··· Records for the task
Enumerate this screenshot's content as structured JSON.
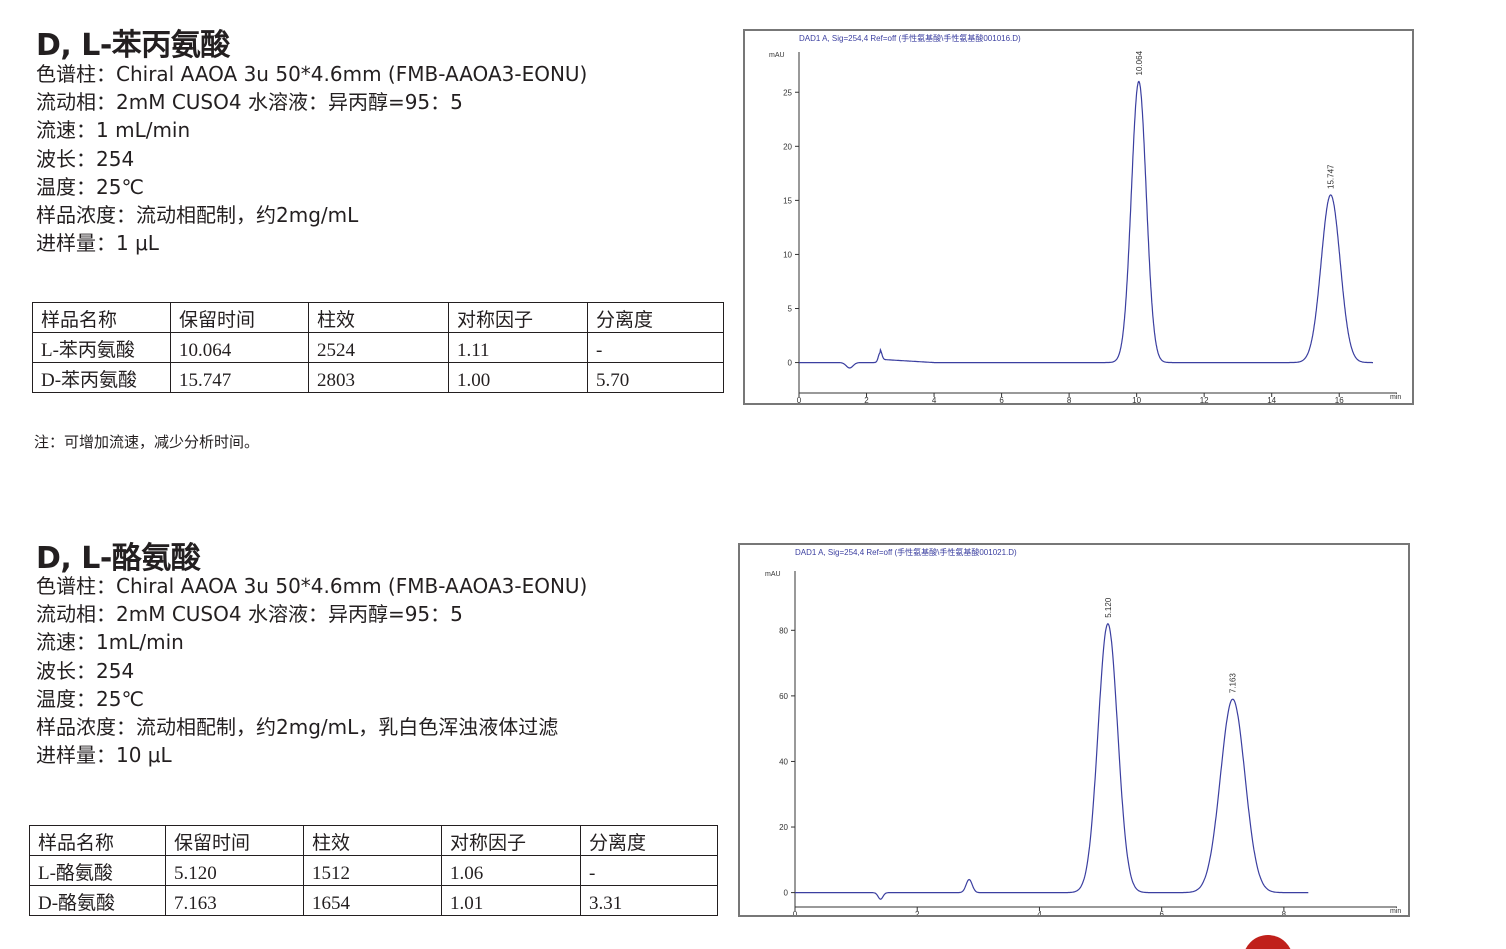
{
  "sections": [
    {
      "title": "D, L-苯丙氨酸",
      "info": [
        "色谱柱：Chiral AAOA 3u 50*4.6mm (FMB-AAOA3-EONU)",
        "流动相：2mM CUSO4 水溶液：异丙醇=95：5",
        "流速：1 mL/min",
        "波长：254",
        "温度：25℃",
        "样品浓度：流动相配制，约2mg/mL",
        "进样量：1 μL"
      ],
      "table": {
        "headers": [
          "样品名称",
          "保留时间",
          "柱效",
          "对称因子",
          "分离度"
        ],
        "rows": [
          [
            "L-苯丙氨酸",
            "10.064",
            "2524",
            "1.11",
            "-"
          ],
          [
            "D-苯丙氨酸",
            "15.747",
            "2803",
            "1.00",
            "5.70"
          ]
        ]
      },
      "note": "注：可增加流速，减少分析时间。"
    },
    {
      "title": "D, L-酪氨酸",
      "info": [
        "色谱柱：Chiral AAOA 3u 50*4.6mm (FMB-AAOA3-EONU)",
        "流动相：2mM CUSO4 水溶液：异丙醇=95：5",
        "流速：1mL/min",
        "波长：254",
        "温度：25℃",
        "样品浓度：流动相配制，约2mg/mL，乳白色浑浊液体过滤",
        "进样量：10 μL"
      ],
      "table": {
        "headers": [
          "样品名称",
          "保留时间",
          "柱效",
          "对称因子",
          "分离度"
        ],
        "rows": [
          [
            "L-酪氨酸",
            "5.120",
            "1512",
            "1.06",
            "-"
          ],
          [
            "D-酪氨酸",
            "7.163",
            "1654",
            "1.01",
            "3.31"
          ]
        ]
      }
    }
  ],
  "chart_data": [
    {
      "type": "line",
      "title": "DAD1 A, Sig=254,4 Ref=off (手性氨基酸\\手性氨基酸001016.D)",
      "ylabel": "mAU",
      "xlabel": "min",
      "line_color": "#3b3fa0",
      "xlim": [
        0,
        17.8
      ],
      "ylim": [
        -3,
        29
      ],
      "xticks": [
        0,
        2,
        4,
        6,
        8,
        10,
        12,
        14,
        16
      ],
      "yticks": [
        0,
        5,
        10,
        15,
        20,
        25
      ],
      "peaks": [
        {
          "x": 10.064,
          "y": 26,
          "label": "10.064"
        },
        {
          "x": 15.747,
          "y": 15.5,
          "label": "15.747"
        }
      ],
      "x_end": 17
    },
    {
      "type": "line",
      "title": "DAD1 A, Sig=254,4 Ref=off (手性氨基酸\\手性氨基酸001021.D)",
      "ylabel": "mAU",
      "xlabel": "min",
      "line_color": "#3b3fa0",
      "xlim": [
        0,
        9.9
      ],
      "ylim": [
        -5,
        99
      ],
      "xticks": [
        0,
        2,
        4,
        6,
        8
      ],
      "yticks": [
        0,
        20,
        40,
        60,
        80
      ],
      "peaks": [
        {
          "x": 5.12,
          "y": 82,
          "label": "5.120"
        },
        {
          "x": 7.163,
          "y": 59,
          "label": "7.163"
        }
      ],
      "x_end": 8.4
    }
  ]
}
······
→ **Problem**: Quote the entries in full. Any image among them is to be omitted from the copy.

→ **Solved problem**:
Enumerate this screenshot's content as structured JSON.
{
  "sections": [
    {
      "title": "D, L-苯丙氨酸",
      "info": [
        "色谱柱：Chiral AAOA 3u 50*4.6mm (FMB-AAOA3-EONU)",
        "流动相：2mM CUSO4 水溶液：异丙醇=95：5",
        "流速：1 mL/min",
        "波长：254",
        "温度：25℃",
        "样品浓度：流动相配制，约2mg/mL",
        "进样量：1 μL"
      ],
      "table": {
        "headers": [
          "样品名称",
          "保留时间",
          "柱效",
          "对称因子",
          "分离度"
        ],
        "rows": [
          [
            "L-苯丙氨酸",
            "10.064",
            "2524",
            "1.11",
            "-"
          ],
          [
            "D-苯丙氨酸",
            "15.747",
            "2803",
            "1.00",
            "5.70"
          ]
        ]
      },
      "note": "注：可增加流速，减少分析时间。"
    },
    {
      "title": "D, L-酪氨酸",
      "info": [
        "色谱柱：Chiral AAOA 3u 50*4.6mm (FMB-AAOA3-EONU)",
        "流动相：2mM CUSO4 水溶液：异丙醇=95：5",
        "流速：1mL/min",
        "波长：254",
        "温度：25℃",
        "样品浓度：流动相配制，约2mg/mL，乳白色浑浊液体过滤",
        "进样量：10 μL"
      ],
      "table": {
        "headers": [
          "样品名称",
          "保留时间",
          "柱效",
          "对称因子",
          "分离度"
        ],
        "rows": [
          [
            "L-酪氨酸",
            "5.120",
            "1512",
            "1.06",
            "-"
          ],
          [
            "D-酪氨酸",
            "7.163",
            "1654",
            "1.01",
            "3.31"
          ]
        ]
      }
    }
  ],
  "chart_data": [
    {
      "type": "line",
      "title": "DAD1 A, Sig=254,4 Ref=off (手性氨基酸\\手性氨基酸001016.D)",
      "ylabel": "mAU",
      "xlabel": "min",
      "line_color": "#3b3fa0",
      "xlim": [
        0,
        17.8
      ],
      "ylim": [
        -3,
        29
      ],
      "xticks": [
        0,
        2,
        4,
        6,
        8,
        10,
        12,
        14,
        16
      ],
      "yticks": [
        0,
        5,
        10,
        15,
        20,
        25
      ],
      "peaks": [
        {
          "x": 10.064,
          "y": 26,
          "label": "10.064"
        },
        {
          "x": 15.747,
          "y": 15.5,
          "label": "15.747"
        }
      ],
      "x_end": 17
    },
    {
      "type": "line",
      "title": "DAD1 A, Sig=254,4 Ref=off (手性氨基酸\\手性氨基酸001021.D)",
      "ylabel": "mAU",
      "xlabel": "min",
      "line_color": "#3b3fa0",
      "xlim": [
        0,
        9.9
      ],
      "ylim": [
        -5,
        99
      ],
      "xticks": [
        0,
        2,
        4,
        6,
        8
      ],
      "yticks": [
        0,
        20,
        40,
        60,
        80
      ],
      "peaks": [
        {
          "x": 5.12,
          "y": 82,
          "label": "5.120"
        },
        {
          "x": 7.163,
          "y": 59,
          "label": "7.163"
        }
      ],
      "x_end": 8.4
    }
  ]
}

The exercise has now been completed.